§ **TEXT UNDER STUDY**:
====================

To marginally increase the time between battery charges a regenerative system is fitted. When the mast and forks are lowered the hydraulic drive motor puts energy back into the battery pack.

To maintain battery electrolyte level plastic hoses connect to a garden hose fitting allowing normal tap water to be used. Water level cut-offs are fitted so the battery pack can’t be over-filled, but who’d imagine a battery could stand up to the minerals found in drinking water.

So much for the old days of checking battery specific gravity with a hydrometer and using only distilled water.

A side hinged door under the driver’s seat accesses the drive motor and hydraulic and power steering pumps. Component access is a common theme now with Mitsubishi forklifts to reduce unit down time and servicing costs. The standard warranty is 1,200 hours or one-year.

 

On the job

This is the time I both relish and dread. I love reviewing forklifts, but at the same time don’t want to make a fool of myself in front of the distributor or importer.

Having never driven an electric reach truck before, I watched other MLA employees drive the Mitsubishi RBF16CA reach truck before I hopped on board.

Turning the key switch activates the extraction fan cooling system for the motor and pumps. Foot on the dead man pedal and the truck is ready for action.

====================

List every component that the forklift review says is reached through the side hinged door under the driver's seat. The items that follow come from a separate source, unrelated to the forklift review.

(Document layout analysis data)

====================

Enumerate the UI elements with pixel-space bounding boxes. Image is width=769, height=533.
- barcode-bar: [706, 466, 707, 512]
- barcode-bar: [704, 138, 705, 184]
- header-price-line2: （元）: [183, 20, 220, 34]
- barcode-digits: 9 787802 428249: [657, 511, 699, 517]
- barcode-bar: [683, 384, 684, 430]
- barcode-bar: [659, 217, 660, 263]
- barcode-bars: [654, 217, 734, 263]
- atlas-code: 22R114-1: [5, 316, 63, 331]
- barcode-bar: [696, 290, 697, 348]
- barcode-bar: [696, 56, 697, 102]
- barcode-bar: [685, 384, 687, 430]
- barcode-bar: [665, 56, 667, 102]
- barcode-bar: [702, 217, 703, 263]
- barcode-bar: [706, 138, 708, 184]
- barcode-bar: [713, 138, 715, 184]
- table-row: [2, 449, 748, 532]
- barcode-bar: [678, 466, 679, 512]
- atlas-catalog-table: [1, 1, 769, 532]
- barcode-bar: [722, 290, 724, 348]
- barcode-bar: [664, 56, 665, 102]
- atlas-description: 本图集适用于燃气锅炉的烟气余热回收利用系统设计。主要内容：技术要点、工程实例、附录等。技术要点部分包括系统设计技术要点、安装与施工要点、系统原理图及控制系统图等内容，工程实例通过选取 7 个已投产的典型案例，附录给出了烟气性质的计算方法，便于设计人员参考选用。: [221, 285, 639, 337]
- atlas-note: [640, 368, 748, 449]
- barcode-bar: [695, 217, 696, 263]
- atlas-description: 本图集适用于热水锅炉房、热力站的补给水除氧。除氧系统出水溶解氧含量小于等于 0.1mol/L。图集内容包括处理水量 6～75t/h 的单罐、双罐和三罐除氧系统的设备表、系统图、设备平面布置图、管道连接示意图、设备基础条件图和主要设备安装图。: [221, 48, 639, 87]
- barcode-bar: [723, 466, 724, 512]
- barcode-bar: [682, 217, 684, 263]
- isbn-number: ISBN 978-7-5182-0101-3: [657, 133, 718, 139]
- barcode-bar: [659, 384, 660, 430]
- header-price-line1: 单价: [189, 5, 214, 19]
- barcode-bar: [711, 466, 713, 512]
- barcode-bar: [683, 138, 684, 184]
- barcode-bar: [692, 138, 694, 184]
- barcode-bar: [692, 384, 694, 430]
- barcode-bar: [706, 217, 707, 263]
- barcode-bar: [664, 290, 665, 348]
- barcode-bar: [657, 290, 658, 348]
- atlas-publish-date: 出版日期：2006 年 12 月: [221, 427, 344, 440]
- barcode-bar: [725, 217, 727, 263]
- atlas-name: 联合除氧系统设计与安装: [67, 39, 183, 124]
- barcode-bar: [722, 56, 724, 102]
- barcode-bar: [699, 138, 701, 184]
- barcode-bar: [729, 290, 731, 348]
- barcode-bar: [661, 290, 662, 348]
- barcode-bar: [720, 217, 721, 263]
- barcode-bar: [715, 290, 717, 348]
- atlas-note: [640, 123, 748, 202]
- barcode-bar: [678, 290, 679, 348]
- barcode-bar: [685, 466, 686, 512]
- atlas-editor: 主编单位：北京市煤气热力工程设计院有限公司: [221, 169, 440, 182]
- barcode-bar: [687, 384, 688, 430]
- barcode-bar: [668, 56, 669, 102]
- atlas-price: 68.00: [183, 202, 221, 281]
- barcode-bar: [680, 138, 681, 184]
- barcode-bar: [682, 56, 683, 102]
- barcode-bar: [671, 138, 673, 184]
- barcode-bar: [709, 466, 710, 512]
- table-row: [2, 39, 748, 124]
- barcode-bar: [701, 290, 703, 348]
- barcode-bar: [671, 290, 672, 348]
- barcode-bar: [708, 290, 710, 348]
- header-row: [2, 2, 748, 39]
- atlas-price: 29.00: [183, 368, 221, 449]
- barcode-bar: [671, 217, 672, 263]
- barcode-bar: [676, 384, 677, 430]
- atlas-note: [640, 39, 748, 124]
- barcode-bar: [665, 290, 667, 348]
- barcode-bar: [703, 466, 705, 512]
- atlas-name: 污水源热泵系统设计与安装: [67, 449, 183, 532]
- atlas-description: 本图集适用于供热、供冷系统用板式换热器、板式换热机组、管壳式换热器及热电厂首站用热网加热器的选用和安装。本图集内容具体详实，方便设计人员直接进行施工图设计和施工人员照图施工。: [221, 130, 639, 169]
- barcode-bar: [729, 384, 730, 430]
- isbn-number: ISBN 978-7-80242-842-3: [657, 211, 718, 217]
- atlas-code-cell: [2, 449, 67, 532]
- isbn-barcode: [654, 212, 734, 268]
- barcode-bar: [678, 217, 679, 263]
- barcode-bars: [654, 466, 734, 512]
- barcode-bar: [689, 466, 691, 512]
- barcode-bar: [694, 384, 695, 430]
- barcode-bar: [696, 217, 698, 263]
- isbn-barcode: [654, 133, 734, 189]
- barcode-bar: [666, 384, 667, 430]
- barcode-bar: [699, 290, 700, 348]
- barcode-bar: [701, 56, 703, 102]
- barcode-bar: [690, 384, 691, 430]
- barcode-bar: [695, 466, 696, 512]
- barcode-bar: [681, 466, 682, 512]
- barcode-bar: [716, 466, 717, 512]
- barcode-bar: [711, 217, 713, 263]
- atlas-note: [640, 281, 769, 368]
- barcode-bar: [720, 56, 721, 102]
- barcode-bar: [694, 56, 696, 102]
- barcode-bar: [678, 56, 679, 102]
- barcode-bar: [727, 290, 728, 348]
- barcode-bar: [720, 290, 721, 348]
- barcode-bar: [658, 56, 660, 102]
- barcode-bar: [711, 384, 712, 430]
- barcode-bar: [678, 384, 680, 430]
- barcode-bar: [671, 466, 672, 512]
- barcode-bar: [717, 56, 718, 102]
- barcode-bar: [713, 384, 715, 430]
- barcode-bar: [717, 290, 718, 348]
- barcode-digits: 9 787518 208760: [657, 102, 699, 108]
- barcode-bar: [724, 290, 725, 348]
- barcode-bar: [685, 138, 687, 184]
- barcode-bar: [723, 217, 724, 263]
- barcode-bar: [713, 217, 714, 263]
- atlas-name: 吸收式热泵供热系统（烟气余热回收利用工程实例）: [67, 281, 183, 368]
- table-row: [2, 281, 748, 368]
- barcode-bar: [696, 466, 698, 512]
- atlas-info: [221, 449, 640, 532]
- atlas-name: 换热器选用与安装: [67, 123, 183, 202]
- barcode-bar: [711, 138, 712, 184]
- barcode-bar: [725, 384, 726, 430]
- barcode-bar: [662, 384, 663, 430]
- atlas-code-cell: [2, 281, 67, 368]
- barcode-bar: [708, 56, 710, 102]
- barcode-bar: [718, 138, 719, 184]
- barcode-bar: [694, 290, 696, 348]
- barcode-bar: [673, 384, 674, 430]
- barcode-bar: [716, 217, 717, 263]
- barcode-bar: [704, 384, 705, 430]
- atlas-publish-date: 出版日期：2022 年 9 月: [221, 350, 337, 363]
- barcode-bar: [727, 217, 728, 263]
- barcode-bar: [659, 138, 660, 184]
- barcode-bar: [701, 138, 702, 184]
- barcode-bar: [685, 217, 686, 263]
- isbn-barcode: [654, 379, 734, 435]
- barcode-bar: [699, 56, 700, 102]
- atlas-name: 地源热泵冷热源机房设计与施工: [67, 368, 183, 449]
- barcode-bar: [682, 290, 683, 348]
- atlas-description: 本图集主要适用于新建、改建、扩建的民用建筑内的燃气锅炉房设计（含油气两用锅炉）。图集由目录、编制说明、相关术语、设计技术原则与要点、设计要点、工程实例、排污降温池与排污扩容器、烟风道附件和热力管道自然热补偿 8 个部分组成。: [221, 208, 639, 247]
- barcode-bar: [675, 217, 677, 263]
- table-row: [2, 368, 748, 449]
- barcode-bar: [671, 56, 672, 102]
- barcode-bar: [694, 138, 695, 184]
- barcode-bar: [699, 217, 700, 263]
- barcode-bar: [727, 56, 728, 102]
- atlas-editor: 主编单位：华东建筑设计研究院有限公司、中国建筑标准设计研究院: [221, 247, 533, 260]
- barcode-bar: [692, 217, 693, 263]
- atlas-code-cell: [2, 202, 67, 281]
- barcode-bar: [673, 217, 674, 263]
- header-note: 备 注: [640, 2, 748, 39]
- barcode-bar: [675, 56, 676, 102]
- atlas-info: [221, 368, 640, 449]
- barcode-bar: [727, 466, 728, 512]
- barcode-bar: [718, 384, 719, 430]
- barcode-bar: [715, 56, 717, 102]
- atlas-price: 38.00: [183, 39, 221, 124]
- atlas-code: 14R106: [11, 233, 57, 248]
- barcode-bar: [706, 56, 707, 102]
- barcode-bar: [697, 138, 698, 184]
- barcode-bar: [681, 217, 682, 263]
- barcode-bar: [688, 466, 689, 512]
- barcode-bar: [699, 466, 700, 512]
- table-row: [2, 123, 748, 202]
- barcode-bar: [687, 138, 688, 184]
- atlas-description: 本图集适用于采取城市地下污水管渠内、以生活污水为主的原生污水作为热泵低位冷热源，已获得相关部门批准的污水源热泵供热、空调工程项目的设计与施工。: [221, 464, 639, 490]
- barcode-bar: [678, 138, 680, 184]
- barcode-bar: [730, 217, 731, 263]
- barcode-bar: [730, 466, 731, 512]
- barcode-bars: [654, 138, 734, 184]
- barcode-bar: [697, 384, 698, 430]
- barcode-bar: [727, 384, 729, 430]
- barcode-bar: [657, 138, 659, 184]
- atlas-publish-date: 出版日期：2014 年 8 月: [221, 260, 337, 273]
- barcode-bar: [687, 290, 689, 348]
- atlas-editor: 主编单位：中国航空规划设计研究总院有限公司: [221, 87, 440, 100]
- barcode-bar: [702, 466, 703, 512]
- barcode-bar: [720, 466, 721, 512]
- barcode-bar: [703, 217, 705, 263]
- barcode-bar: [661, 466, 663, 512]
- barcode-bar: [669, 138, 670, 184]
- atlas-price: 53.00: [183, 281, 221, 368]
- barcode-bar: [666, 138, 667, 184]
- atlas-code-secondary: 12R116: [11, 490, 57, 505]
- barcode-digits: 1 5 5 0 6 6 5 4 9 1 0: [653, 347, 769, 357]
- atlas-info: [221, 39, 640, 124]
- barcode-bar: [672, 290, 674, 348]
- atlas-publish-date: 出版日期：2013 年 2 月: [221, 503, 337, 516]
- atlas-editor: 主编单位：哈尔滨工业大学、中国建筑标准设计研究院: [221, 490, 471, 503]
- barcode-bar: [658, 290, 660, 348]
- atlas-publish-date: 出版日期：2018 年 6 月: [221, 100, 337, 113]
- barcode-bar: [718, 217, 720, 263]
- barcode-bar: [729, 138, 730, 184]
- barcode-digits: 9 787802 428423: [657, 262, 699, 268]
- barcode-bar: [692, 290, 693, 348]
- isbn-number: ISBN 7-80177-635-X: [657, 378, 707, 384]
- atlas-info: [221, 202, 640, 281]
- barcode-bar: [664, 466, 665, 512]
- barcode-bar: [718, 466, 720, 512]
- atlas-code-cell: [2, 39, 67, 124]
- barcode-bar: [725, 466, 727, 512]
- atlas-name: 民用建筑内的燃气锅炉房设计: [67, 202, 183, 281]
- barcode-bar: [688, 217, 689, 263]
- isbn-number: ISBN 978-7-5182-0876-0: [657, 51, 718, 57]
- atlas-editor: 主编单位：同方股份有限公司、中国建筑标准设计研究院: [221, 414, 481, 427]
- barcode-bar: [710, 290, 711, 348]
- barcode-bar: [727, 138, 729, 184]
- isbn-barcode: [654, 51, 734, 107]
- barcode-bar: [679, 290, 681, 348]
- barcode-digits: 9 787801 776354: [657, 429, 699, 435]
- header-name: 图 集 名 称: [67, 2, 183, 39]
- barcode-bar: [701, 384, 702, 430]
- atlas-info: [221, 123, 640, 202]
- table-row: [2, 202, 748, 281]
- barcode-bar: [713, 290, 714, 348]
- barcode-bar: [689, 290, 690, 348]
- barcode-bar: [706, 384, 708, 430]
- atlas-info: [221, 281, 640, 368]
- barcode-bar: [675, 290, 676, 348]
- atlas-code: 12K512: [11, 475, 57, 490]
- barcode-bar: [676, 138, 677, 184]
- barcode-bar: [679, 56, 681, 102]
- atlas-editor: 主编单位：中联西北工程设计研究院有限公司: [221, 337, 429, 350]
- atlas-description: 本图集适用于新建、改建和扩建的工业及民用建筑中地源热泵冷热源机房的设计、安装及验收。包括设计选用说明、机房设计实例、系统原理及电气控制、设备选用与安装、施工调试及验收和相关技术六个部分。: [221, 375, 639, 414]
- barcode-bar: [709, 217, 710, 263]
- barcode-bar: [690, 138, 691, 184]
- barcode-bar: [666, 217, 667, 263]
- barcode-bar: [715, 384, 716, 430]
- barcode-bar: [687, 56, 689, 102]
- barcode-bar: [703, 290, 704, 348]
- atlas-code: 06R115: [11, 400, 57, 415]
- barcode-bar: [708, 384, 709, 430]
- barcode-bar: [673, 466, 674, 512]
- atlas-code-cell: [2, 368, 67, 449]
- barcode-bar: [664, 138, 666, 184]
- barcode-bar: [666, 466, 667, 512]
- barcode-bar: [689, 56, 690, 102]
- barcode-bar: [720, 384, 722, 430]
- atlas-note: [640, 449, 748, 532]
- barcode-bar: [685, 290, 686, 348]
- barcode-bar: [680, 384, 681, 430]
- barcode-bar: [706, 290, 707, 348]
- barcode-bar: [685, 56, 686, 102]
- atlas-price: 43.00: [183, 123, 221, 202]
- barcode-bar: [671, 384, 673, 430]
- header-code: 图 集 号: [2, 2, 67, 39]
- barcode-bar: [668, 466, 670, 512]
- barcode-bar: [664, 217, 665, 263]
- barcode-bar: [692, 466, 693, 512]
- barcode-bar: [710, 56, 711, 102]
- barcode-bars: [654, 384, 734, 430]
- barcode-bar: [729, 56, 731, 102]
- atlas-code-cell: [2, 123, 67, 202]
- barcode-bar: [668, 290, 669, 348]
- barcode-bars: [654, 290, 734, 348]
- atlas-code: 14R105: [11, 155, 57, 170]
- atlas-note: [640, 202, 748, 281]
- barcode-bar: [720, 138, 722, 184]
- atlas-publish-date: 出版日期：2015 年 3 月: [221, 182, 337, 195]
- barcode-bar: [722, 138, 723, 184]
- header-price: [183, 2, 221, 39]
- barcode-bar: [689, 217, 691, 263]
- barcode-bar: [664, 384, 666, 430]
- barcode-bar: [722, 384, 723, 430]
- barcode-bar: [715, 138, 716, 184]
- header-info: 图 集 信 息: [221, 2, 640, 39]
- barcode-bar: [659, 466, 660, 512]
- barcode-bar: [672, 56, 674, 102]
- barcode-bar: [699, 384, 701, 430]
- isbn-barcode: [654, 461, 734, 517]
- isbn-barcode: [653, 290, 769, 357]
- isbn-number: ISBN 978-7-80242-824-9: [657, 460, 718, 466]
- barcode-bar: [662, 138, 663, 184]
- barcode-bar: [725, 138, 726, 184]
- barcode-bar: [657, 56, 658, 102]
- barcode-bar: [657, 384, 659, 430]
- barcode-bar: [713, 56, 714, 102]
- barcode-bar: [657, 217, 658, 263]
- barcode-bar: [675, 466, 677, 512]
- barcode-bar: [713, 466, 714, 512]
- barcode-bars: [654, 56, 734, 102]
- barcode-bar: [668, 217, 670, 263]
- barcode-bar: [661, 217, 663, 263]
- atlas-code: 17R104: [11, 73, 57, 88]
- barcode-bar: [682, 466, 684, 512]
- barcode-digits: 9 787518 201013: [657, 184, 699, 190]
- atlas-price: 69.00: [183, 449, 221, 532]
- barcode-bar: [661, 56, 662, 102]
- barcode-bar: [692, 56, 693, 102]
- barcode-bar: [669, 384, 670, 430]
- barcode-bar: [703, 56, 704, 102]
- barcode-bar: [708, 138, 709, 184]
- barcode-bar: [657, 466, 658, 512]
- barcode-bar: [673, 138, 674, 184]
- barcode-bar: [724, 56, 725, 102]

====================

§ **ANSWER TO THIS PROBLEM**: The drive motor, the hydraulic pump, the power steering pump